Return only the count of lines in which the word "this" appears.

(Dataset entries on figures)
=-=-=
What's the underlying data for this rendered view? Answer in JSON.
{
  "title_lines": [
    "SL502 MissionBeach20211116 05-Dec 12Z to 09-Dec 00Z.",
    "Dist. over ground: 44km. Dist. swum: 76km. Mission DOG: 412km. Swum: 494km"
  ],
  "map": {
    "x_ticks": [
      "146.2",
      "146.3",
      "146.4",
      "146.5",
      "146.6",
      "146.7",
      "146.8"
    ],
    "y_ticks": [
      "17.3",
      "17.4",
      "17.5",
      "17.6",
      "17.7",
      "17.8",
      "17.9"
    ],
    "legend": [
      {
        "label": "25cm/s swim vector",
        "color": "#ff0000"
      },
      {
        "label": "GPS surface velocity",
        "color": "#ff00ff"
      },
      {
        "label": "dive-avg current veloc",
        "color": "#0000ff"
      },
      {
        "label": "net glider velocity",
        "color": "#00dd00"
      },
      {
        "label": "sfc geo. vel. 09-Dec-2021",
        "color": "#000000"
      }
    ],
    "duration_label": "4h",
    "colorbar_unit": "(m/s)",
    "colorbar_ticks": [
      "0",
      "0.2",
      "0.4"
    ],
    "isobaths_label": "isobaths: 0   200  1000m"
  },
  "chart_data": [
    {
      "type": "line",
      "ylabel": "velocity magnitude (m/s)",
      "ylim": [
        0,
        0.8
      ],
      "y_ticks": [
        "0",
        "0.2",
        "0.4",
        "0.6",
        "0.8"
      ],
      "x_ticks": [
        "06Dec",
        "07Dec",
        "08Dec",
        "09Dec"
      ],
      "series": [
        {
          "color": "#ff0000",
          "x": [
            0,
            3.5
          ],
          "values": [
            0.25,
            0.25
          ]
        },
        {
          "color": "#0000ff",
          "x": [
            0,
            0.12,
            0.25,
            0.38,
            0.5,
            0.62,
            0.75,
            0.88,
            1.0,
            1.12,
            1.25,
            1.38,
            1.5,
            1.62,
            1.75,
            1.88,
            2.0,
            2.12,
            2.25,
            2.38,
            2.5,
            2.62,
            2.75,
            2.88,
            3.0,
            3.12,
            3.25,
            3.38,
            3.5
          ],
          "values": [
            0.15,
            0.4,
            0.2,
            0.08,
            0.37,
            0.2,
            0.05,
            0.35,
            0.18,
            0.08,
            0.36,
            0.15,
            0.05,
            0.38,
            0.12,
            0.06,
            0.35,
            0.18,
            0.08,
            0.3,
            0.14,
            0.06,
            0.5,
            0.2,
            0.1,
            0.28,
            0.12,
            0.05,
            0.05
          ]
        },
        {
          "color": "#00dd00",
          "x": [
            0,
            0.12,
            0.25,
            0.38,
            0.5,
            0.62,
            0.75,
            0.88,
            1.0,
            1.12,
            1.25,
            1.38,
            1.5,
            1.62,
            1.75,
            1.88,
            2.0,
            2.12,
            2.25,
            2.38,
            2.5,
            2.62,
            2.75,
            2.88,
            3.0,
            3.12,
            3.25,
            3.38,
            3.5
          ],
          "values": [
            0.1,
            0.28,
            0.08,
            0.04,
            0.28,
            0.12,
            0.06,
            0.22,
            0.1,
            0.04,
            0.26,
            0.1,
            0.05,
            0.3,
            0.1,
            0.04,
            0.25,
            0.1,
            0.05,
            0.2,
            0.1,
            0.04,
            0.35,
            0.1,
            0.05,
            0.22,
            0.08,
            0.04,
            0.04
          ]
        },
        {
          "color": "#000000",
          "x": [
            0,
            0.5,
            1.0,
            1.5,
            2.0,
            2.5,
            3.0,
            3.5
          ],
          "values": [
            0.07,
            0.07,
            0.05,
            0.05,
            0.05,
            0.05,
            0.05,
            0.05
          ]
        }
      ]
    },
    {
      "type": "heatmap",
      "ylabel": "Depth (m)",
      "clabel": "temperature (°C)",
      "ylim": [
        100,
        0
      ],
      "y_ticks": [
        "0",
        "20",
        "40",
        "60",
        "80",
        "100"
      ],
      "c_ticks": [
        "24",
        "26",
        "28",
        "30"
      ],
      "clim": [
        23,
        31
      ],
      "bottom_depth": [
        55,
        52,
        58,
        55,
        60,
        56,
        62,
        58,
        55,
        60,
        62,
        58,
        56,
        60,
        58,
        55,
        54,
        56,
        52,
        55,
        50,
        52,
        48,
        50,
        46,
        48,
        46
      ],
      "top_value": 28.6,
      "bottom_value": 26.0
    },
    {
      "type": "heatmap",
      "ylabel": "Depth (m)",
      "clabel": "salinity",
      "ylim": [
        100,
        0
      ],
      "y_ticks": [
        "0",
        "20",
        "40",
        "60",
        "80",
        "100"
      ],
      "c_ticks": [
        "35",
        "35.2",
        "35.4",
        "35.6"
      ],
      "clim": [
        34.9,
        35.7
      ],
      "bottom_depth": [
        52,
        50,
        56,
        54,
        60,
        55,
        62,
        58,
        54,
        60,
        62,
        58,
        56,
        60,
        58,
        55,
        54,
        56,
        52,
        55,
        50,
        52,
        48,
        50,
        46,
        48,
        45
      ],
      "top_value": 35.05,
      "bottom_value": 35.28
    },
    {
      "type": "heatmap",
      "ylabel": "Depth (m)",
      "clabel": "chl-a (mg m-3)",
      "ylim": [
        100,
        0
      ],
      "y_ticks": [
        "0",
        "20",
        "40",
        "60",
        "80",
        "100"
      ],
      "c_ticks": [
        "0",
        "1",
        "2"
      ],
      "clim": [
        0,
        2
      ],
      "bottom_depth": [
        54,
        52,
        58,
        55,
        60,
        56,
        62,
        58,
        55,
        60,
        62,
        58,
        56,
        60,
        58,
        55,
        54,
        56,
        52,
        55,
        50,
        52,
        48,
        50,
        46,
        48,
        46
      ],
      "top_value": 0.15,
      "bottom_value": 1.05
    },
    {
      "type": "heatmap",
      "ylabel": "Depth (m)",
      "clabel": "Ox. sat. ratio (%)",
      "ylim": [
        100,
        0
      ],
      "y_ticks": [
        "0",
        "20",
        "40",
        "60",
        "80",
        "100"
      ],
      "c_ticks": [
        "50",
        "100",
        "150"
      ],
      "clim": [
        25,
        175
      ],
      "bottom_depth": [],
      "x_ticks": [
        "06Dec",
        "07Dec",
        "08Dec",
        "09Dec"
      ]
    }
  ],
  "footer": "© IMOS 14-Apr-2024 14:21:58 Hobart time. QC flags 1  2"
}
=-=-=
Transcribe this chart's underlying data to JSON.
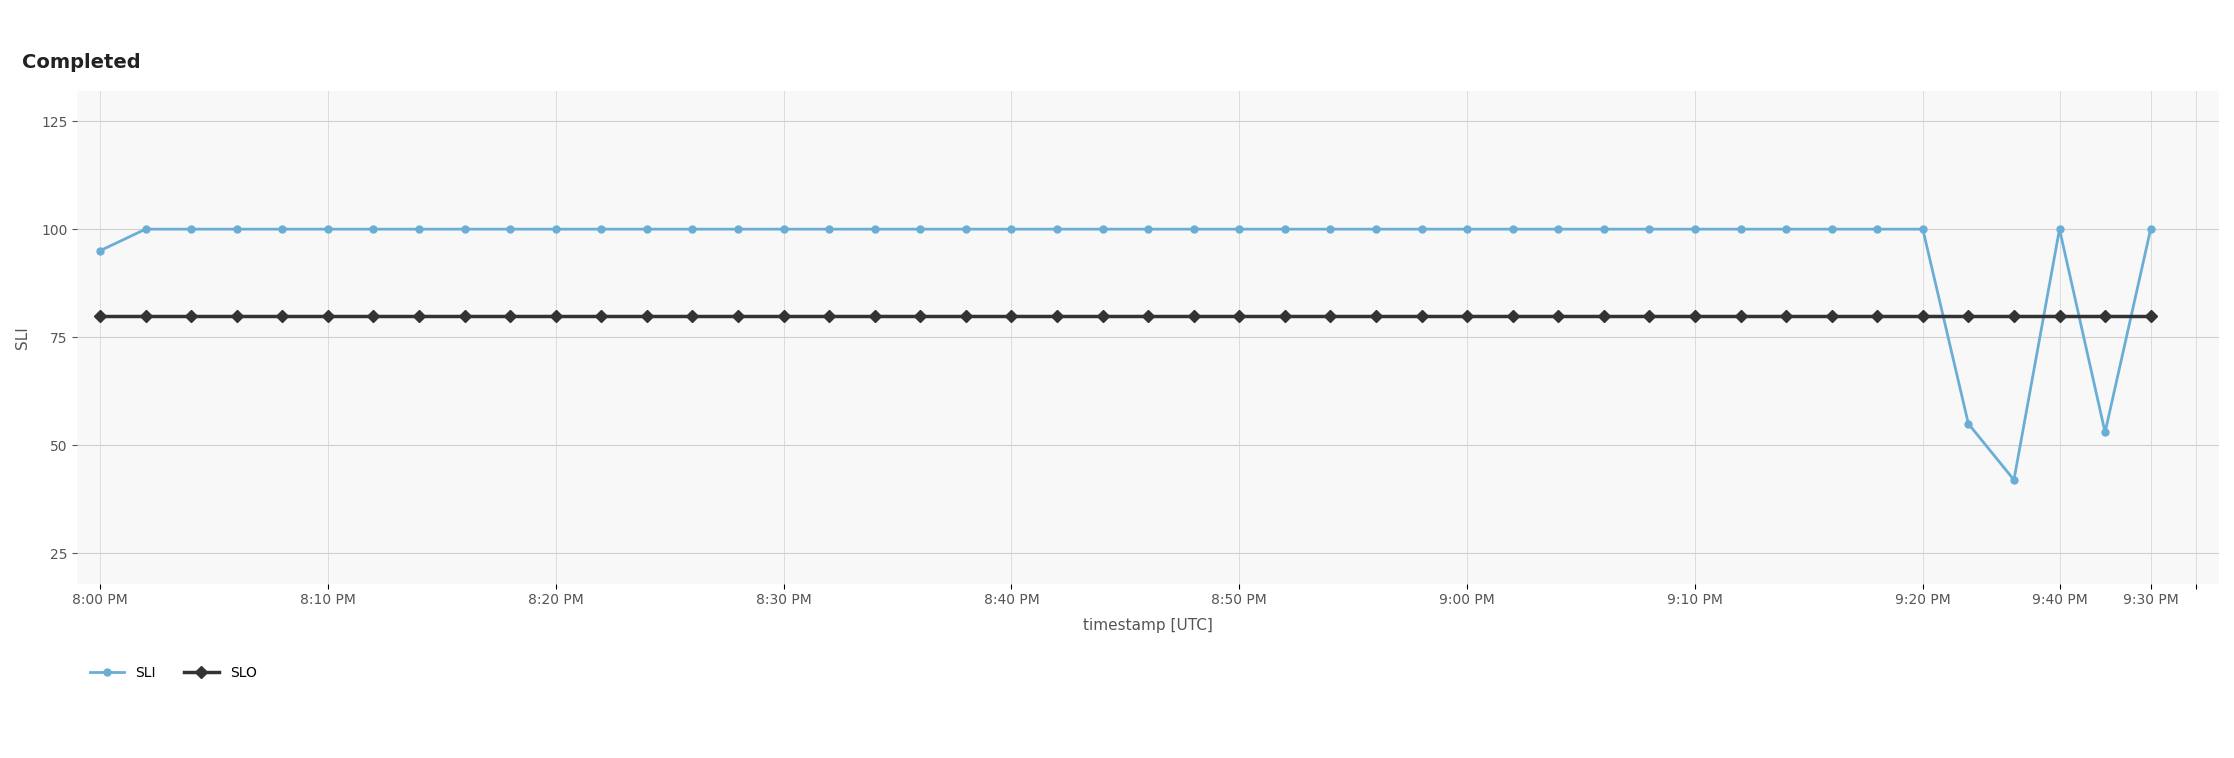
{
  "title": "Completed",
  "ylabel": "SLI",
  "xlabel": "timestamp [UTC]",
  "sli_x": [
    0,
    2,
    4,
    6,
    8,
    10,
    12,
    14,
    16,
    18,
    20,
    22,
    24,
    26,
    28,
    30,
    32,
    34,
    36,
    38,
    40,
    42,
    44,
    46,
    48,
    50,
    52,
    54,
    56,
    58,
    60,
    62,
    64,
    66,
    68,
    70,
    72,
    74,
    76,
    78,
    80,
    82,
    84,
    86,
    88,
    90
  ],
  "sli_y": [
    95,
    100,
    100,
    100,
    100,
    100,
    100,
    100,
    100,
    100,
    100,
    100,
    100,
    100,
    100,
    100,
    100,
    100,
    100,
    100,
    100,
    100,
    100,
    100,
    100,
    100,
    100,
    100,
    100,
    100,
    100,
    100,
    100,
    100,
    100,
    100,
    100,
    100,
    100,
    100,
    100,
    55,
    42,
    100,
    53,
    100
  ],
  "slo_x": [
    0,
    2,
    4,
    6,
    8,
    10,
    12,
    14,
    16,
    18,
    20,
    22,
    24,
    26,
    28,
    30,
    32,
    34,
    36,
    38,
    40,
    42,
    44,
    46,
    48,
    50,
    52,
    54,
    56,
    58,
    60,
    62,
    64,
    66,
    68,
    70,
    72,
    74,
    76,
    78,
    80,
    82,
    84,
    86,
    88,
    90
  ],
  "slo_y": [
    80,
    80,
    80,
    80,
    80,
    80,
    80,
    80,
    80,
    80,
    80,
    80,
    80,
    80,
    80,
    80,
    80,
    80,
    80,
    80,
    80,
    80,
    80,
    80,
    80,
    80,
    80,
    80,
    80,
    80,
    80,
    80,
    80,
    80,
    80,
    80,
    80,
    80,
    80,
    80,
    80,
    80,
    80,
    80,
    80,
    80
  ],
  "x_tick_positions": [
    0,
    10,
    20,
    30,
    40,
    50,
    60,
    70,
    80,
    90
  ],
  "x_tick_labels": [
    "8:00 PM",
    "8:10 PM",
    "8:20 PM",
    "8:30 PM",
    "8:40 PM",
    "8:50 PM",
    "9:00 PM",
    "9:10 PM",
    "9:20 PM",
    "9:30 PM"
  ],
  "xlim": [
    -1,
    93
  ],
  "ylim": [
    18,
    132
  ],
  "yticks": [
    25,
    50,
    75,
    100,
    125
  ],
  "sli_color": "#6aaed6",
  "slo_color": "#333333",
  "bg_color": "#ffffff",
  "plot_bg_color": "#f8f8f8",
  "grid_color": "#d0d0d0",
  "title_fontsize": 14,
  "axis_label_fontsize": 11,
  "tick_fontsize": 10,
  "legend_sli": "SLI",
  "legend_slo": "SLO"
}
=-=-=
▸ Problem solution
2